**SET PROBLEM**. Read the records and gather each line that includes "final".

**DATA ROWS**.
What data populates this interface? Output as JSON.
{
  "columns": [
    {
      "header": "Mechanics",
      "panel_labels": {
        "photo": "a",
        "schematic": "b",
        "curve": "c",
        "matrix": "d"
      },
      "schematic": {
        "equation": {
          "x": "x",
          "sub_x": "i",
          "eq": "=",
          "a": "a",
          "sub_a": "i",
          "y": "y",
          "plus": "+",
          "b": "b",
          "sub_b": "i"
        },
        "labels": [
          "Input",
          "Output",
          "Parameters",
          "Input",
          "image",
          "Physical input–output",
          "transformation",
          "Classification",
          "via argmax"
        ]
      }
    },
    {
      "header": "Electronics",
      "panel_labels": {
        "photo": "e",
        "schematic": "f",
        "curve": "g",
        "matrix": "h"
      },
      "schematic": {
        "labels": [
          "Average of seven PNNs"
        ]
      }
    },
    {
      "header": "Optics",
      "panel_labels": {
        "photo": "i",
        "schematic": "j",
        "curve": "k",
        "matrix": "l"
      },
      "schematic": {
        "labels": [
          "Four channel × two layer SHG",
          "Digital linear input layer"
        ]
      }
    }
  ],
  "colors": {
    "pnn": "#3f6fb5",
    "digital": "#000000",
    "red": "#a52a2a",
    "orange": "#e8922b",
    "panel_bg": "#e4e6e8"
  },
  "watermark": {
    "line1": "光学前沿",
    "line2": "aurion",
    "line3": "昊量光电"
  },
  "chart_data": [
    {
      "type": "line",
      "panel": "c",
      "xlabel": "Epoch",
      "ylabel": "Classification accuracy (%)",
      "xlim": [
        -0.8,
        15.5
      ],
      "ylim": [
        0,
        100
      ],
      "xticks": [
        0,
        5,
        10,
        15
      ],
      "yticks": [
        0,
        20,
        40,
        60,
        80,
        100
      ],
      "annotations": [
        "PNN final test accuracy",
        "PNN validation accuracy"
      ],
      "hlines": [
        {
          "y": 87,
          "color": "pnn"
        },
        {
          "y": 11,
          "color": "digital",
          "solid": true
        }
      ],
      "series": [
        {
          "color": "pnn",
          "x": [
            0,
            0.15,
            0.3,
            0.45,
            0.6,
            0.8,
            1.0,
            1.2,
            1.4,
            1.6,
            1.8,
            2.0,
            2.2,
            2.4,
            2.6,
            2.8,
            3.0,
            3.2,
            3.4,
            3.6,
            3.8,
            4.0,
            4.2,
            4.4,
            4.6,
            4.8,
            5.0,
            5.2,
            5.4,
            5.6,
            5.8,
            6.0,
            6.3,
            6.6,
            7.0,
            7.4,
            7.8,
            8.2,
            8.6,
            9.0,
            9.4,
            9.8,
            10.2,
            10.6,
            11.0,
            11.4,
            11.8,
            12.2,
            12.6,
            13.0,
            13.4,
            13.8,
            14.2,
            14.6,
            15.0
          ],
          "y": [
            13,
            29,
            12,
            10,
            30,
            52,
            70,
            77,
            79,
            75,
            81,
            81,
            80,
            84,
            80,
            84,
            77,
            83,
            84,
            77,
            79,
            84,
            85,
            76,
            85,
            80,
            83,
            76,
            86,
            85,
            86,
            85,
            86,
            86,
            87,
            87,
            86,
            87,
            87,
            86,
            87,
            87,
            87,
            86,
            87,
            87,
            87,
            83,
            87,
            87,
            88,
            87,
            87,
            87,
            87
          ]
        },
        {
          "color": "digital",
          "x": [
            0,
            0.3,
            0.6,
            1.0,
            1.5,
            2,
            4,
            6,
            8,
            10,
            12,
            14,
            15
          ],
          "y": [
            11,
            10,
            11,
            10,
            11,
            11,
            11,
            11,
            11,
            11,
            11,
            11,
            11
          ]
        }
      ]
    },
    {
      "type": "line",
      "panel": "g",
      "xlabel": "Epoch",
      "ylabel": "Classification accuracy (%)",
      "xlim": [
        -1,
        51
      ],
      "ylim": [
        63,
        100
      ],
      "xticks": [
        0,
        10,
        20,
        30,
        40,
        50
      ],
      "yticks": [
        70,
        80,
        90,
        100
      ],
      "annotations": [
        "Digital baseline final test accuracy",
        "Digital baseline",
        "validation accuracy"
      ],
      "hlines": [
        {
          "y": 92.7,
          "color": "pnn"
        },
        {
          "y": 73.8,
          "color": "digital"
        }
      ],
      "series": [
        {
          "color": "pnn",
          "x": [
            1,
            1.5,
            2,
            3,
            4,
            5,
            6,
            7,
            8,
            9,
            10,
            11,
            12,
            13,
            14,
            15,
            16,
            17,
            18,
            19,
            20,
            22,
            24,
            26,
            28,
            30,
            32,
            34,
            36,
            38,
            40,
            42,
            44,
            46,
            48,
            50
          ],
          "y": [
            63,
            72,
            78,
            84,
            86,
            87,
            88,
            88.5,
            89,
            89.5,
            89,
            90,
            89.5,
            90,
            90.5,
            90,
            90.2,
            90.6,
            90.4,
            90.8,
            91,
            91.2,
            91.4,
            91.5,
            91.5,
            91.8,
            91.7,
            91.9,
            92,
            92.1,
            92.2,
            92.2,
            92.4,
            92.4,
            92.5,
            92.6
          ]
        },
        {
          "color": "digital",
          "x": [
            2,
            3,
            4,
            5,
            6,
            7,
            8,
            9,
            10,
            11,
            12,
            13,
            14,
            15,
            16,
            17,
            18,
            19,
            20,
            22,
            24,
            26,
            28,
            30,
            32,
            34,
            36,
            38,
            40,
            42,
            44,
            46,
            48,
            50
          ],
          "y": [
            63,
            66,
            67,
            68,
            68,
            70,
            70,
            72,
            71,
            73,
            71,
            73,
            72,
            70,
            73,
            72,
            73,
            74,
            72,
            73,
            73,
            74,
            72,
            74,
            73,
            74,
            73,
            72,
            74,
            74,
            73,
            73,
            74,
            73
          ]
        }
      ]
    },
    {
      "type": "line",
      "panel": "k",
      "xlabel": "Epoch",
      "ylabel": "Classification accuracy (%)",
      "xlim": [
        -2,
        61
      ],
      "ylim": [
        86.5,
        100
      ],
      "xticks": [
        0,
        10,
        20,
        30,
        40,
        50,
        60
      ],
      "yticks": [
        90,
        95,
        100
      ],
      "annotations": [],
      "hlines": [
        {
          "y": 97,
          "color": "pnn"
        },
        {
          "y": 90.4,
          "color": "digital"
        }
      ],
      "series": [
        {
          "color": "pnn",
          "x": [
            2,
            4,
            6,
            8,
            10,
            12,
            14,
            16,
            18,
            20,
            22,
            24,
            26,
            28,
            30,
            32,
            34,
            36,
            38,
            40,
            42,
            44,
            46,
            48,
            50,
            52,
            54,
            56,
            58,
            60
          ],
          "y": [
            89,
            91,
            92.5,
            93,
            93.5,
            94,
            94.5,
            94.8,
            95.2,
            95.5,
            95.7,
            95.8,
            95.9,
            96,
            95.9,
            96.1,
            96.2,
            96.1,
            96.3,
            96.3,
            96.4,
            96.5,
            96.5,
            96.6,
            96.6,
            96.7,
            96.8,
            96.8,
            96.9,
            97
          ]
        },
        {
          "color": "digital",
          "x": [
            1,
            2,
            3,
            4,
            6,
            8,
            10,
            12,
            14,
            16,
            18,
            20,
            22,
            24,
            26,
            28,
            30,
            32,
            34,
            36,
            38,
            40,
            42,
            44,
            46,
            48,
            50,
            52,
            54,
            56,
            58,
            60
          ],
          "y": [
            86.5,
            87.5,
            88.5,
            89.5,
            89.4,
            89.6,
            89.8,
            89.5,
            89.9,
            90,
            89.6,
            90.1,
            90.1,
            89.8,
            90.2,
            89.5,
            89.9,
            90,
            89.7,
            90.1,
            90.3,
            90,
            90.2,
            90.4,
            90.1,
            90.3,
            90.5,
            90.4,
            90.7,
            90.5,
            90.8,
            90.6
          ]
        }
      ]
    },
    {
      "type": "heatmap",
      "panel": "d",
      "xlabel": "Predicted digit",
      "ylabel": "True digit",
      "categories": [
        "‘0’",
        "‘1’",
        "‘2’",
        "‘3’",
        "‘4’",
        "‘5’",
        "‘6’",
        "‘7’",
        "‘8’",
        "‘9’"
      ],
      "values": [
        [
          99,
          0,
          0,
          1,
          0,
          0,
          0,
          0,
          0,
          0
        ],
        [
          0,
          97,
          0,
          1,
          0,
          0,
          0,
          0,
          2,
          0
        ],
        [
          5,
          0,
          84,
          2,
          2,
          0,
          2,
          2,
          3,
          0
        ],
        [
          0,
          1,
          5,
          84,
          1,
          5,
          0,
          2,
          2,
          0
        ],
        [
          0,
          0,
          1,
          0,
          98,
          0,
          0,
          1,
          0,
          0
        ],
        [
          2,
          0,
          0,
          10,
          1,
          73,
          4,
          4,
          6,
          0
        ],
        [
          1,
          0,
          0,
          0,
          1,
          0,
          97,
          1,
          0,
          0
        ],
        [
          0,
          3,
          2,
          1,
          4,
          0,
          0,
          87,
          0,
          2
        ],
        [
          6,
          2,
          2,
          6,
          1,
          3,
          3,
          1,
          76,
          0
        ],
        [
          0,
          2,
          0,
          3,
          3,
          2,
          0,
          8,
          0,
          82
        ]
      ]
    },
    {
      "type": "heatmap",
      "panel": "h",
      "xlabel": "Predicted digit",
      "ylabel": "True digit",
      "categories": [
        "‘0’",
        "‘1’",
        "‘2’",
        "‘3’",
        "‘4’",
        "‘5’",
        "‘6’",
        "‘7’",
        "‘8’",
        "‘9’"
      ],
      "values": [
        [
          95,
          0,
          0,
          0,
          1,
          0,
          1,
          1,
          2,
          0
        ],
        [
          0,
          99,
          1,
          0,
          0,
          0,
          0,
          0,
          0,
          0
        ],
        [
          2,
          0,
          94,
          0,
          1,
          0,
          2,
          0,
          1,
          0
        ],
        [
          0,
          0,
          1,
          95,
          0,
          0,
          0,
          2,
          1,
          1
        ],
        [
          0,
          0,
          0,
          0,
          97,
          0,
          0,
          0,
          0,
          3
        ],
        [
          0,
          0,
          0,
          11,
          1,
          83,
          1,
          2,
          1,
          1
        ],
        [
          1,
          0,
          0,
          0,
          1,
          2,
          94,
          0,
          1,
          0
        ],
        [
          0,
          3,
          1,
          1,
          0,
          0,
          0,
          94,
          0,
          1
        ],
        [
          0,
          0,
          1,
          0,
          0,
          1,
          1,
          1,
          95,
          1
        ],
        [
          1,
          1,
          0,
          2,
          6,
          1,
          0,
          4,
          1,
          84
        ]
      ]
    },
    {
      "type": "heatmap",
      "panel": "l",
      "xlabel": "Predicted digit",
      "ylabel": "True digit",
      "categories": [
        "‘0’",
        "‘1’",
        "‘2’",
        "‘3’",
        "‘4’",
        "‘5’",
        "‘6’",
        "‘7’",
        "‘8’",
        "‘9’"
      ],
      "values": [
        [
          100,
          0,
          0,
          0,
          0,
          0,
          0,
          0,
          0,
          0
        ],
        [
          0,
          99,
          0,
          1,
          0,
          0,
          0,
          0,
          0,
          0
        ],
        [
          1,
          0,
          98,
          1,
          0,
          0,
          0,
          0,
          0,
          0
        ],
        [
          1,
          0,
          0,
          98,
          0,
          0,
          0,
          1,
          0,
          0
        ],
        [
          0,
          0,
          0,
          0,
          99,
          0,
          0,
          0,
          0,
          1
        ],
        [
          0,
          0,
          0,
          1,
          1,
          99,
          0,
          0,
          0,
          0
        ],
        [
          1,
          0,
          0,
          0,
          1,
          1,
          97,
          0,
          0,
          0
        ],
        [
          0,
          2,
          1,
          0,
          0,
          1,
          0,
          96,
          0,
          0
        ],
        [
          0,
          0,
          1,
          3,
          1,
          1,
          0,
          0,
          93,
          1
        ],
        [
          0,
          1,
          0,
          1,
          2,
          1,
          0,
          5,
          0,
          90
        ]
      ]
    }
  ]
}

**ANSWER TO THIS EXERCISE**.
        "PNN final test accuracy",
        "Digital baseline final test accuracy",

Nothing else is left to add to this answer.